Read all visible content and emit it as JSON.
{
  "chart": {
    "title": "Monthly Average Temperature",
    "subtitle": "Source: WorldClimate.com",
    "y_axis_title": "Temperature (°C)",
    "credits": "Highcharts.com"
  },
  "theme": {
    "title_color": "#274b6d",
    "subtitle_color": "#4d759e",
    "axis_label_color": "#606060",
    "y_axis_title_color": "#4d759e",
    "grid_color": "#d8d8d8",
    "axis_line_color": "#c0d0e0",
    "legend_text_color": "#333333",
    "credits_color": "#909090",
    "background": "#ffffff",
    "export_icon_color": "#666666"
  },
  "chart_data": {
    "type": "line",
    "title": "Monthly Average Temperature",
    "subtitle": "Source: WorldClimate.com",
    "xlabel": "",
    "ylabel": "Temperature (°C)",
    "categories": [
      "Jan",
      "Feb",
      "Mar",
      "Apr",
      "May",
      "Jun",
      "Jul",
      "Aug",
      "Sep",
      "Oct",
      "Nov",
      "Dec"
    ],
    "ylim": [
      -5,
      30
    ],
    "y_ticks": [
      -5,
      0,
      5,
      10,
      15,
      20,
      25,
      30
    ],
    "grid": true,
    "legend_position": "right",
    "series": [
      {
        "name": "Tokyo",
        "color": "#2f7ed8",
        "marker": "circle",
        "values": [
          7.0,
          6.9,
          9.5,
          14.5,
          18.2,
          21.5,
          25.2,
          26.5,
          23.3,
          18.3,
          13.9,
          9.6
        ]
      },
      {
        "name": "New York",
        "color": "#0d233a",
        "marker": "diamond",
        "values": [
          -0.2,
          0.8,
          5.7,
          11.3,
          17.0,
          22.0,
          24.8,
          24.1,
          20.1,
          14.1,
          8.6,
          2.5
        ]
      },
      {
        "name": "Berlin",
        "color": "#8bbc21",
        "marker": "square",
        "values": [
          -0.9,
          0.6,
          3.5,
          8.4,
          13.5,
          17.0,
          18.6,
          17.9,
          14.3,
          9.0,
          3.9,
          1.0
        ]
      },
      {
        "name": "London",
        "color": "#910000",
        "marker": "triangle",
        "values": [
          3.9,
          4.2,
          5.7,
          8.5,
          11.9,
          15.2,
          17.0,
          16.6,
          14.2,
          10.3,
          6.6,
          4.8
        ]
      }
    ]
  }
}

□ □ □ □

Exercise directions: Give only the number of lines in the preceding material that contain the string "Temperature".

Finished task: 4